Exercise instructions
Copy each line with the word "title" in it.

═══ Extracted records

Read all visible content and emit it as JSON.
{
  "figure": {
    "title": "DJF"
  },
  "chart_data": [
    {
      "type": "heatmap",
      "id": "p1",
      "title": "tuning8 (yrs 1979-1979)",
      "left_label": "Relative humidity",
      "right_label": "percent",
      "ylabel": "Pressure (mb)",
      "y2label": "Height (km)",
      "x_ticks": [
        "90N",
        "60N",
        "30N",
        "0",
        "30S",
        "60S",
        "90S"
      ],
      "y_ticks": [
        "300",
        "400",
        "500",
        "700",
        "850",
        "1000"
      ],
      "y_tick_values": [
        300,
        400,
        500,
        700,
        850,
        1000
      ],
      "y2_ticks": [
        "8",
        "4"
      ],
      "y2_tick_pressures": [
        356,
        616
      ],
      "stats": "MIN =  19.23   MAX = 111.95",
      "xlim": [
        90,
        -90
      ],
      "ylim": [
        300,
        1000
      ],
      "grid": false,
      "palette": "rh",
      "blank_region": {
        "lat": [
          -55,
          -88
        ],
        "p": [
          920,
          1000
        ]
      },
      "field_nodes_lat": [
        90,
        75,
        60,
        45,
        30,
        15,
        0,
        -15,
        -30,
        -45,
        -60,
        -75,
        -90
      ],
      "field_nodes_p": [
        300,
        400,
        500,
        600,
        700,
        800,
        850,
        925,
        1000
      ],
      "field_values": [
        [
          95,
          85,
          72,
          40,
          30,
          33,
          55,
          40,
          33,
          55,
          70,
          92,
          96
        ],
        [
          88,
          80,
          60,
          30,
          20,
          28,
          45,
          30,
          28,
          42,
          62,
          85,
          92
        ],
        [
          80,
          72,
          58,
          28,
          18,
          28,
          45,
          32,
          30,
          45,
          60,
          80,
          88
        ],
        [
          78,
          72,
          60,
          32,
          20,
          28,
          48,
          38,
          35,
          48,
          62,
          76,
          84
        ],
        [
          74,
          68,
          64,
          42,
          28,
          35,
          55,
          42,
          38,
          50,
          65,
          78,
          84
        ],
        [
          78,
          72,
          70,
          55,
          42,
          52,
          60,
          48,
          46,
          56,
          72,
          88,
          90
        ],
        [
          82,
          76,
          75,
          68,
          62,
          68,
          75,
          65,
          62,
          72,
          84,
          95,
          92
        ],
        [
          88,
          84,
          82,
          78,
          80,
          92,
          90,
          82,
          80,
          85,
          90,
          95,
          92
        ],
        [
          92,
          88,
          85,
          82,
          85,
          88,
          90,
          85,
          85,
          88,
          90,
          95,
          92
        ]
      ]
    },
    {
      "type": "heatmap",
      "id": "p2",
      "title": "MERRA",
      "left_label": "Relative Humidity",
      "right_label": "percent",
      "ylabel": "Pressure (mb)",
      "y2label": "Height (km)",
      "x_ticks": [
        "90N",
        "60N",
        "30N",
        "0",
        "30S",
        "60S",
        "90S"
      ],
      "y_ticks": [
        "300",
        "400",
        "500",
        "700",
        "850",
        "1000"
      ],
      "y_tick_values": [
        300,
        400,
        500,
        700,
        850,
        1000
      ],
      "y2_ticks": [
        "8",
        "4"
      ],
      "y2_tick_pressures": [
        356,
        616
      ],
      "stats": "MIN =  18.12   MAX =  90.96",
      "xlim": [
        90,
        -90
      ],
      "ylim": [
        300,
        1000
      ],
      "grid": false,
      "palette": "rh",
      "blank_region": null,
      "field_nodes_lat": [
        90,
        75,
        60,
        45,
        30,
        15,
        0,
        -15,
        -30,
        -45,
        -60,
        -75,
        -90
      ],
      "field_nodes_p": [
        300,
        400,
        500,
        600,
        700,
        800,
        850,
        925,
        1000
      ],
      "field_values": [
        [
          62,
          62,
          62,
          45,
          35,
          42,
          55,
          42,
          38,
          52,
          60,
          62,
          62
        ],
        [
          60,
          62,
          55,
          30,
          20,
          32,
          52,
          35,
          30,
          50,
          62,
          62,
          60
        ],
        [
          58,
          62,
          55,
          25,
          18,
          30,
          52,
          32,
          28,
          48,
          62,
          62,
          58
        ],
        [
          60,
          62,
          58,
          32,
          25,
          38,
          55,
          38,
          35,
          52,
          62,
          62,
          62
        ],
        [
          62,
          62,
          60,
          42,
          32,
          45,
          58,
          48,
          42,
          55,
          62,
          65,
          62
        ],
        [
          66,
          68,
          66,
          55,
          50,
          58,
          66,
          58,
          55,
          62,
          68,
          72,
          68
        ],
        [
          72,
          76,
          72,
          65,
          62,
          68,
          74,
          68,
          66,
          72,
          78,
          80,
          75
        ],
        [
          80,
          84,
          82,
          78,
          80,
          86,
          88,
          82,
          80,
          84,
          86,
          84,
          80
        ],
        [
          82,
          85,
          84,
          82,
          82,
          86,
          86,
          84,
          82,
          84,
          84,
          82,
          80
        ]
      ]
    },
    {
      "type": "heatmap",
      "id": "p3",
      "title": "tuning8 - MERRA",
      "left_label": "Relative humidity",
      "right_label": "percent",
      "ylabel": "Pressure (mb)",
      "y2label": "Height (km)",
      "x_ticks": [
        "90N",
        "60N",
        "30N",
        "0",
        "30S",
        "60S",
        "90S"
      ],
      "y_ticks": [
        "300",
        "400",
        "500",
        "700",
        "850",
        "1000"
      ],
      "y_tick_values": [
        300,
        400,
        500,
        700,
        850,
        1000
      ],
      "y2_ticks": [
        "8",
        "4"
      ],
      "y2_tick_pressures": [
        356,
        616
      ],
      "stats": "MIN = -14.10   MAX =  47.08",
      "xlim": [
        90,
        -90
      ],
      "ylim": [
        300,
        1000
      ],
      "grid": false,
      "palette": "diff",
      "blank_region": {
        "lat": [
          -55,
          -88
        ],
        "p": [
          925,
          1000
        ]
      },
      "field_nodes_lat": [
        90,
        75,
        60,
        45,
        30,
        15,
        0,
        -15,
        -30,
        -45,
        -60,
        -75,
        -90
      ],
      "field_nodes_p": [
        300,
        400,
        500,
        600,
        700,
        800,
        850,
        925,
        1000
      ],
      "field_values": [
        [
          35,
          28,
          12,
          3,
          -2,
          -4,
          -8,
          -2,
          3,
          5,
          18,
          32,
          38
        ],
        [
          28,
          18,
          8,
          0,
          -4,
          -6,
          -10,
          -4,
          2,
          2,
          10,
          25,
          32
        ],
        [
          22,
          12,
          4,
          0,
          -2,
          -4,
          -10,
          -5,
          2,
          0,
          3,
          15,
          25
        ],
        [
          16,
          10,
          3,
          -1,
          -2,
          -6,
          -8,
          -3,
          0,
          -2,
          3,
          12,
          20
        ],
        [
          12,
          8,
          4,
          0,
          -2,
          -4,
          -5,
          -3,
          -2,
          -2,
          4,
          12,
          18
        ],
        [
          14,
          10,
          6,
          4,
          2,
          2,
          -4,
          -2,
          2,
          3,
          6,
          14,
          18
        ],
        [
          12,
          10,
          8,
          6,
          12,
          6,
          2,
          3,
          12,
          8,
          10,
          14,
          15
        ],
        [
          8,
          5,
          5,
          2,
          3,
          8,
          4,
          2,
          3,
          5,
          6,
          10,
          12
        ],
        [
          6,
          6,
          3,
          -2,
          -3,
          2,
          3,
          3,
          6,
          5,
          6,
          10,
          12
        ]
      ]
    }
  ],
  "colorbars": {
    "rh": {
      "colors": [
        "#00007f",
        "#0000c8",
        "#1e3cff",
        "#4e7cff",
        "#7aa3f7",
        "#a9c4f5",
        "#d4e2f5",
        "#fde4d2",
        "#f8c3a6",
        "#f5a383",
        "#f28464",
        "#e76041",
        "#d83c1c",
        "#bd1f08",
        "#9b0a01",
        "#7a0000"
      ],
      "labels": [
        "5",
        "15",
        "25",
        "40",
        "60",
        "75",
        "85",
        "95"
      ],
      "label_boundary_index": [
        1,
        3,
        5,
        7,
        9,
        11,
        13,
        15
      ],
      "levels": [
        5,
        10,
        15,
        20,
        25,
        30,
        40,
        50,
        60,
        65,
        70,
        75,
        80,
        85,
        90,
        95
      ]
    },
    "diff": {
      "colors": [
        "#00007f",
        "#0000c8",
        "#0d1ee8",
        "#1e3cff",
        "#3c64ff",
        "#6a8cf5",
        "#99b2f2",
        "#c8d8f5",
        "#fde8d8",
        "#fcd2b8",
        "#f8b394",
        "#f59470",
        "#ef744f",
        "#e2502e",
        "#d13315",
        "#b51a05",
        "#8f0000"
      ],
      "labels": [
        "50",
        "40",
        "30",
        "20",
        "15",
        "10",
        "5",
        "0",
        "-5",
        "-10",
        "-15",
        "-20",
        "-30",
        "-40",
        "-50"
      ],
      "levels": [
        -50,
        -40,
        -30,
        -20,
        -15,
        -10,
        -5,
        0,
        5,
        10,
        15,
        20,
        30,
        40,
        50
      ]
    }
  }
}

══════

Written answer
    "title": "DJF"
      "title": "tuning8 (yrs 1979-1979)",
      "title": "MERRA",
      "title": "tuning8 - MERRA",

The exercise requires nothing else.